(Records contained in a dataset)
◆ ◆ ◆
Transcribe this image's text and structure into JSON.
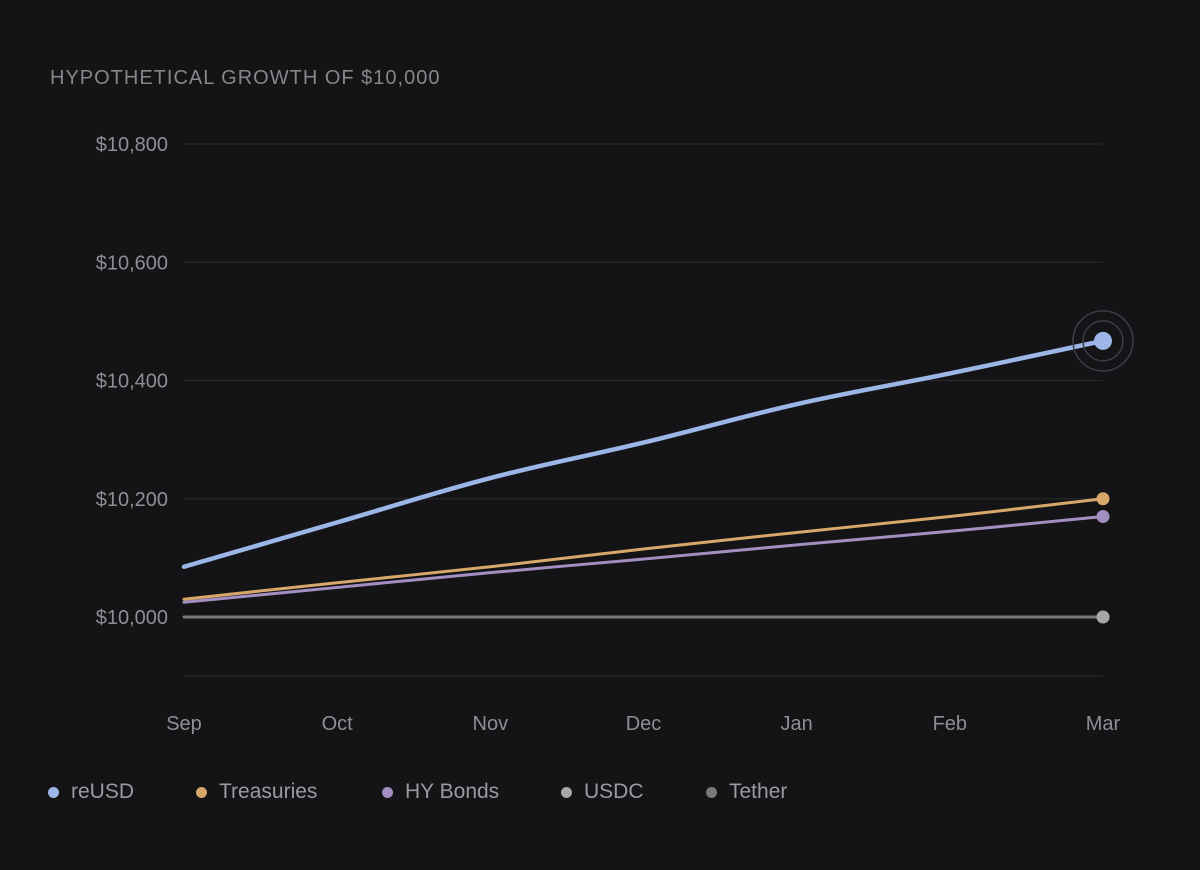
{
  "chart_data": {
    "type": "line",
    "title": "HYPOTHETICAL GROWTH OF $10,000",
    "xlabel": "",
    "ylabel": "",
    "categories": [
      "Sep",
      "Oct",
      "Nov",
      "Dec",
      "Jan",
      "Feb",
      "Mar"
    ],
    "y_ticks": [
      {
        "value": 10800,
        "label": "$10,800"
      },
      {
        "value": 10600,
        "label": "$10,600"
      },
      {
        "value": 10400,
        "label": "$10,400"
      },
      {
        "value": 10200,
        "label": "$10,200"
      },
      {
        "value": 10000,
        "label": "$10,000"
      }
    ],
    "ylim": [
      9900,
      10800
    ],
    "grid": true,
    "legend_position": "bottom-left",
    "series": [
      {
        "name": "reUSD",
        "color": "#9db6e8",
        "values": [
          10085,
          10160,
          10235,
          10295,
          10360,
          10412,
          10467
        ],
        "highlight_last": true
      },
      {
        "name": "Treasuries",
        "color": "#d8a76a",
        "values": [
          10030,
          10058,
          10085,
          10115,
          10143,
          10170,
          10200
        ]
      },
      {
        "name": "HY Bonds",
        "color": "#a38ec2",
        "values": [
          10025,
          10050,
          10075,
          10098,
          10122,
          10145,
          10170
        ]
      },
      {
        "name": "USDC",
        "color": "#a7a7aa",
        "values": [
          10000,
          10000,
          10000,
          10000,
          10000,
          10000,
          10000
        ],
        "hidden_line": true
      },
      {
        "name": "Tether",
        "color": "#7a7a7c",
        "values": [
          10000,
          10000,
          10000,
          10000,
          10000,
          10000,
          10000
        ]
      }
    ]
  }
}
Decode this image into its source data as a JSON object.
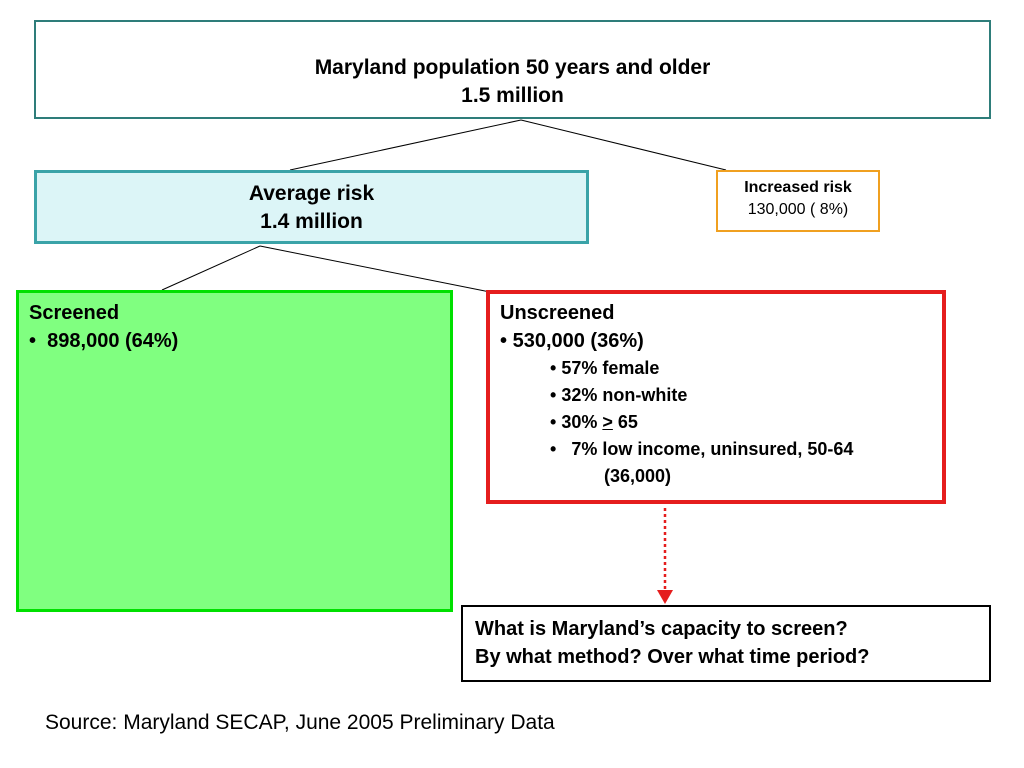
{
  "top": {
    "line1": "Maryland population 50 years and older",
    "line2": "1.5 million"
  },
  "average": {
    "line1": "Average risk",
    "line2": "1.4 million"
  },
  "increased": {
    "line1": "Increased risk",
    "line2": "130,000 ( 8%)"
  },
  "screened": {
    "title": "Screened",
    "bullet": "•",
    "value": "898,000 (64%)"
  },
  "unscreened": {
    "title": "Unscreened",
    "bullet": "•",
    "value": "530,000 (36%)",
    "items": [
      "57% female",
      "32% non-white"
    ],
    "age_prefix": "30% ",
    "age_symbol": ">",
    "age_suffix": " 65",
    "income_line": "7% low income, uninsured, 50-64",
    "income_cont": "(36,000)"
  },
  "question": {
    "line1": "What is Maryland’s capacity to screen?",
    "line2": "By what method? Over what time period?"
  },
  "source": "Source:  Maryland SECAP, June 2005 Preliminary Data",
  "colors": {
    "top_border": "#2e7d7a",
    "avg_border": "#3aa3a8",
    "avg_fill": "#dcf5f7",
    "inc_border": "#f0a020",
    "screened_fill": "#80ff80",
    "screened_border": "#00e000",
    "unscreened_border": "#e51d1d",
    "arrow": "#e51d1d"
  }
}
◆ ◆ ◆
* **GIVEN REQUEST**
Pictures in the data above should not be copied; transcribe everything else exactly.

* **SOLUTION TO THIS EXERCISE**
Transcribe this image's text and structure into JSON.
{
  "chart_data": {
    "type": "line",
    "title": "HYPOTHETICAL GROWTH OF $10,000",
    "xlabel": "",
    "ylabel": "",
    "categories": [
      "Sep",
      "Oct",
      "Nov",
      "Dec",
      "Jan",
      "Feb",
      "Mar"
    ],
    "y_ticks": [
      {
        "value": 10800,
        "label": "$10,800"
      },
      {
        "value": 10600,
        "label": "$10,600"
      },
      {
        "value": 10400,
        "label": "$10,400"
      },
      {
        "value": 10200,
        "label": "$10,200"
      },
      {
        "value": 10000,
        "label": "$10,000"
      }
    ],
    "ylim": [
      9900,
      10800
    ],
    "grid": true,
    "legend_position": "bottom-left",
    "series": [
      {
        "name": "reUSD",
        "color": "#9db6e8",
        "values": [
          10085,
          10160,
          10235,
          10295,
          10360,
          10412,
          10467
        ],
        "highlight_last": true
      },
      {
        "name": "Treasuries",
        "color": "#d8a76a",
        "values": [
          10030,
          10058,
          10085,
          10115,
          10143,
          10170,
          10200
        ]
      },
      {
        "name": "HY Bonds",
        "color": "#a38ec2",
        "values": [
          10025,
          10050,
          10075,
          10098,
          10122,
          10145,
          10170
        ]
      },
      {
        "name": "USDC",
        "color": "#a7a7aa",
        "values": [
          10000,
          10000,
          10000,
          10000,
          10000,
          10000,
          10000
        ],
        "hidden_line": true
      },
      {
        "name": "Tether",
        "color": "#7a7a7c",
        "values": [
          10000,
          10000,
          10000,
          10000,
          10000,
          10000,
          10000
        ]
      }
    ]
  }
}
Decode this image into its source data as a JSON object.
{
  "top": {
    "line1": "Maryland population 50 years and older",
    "line2": "1.5 million"
  },
  "average": {
    "line1": "Average risk",
    "line2": "1.4 million"
  },
  "increased": {
    "line1": "Increased risk",
    "line2": "130,000 ( 8%)"
  },
  "screened": {
    "title": "Screened",
    "bullet": "•",
    "value": "898,000 (64%)"
  },
  "unscreened": {
    "title": "Unscreened",
    "bullet": "•",
    "value": "530,000 (36%)",
    "items": [
      "57% female",
      "32% non-white"
    ],
    "age_prefix": "30% ",
    "age_symbol": ">",
    "age_suffix": " 65",
    "income_line": "7% low income, uninsured, 50-64",
    "income_cont": "(36,000)"
  },
  "question": {
    "line1": "What is Maryland’s capacity to screen?",
    "line2": "By what method? Over what time period?"
  },
  "source": "Source:  Maryland SECAP, June 2005 Preliminary Data",
  "colors": {
    "top_border": "#2e7d7a",
    "avg_border": "#3aa3a8",
    "avg_fill": "#dcf5f7",
    "inc_border": "#f0a020",
    "screened_fill": "#80ff80",
    "screened_border": "#00e000",
    "unscreened_border": "#e51d1d",
    "arrow": "#e51d1d"
  }
}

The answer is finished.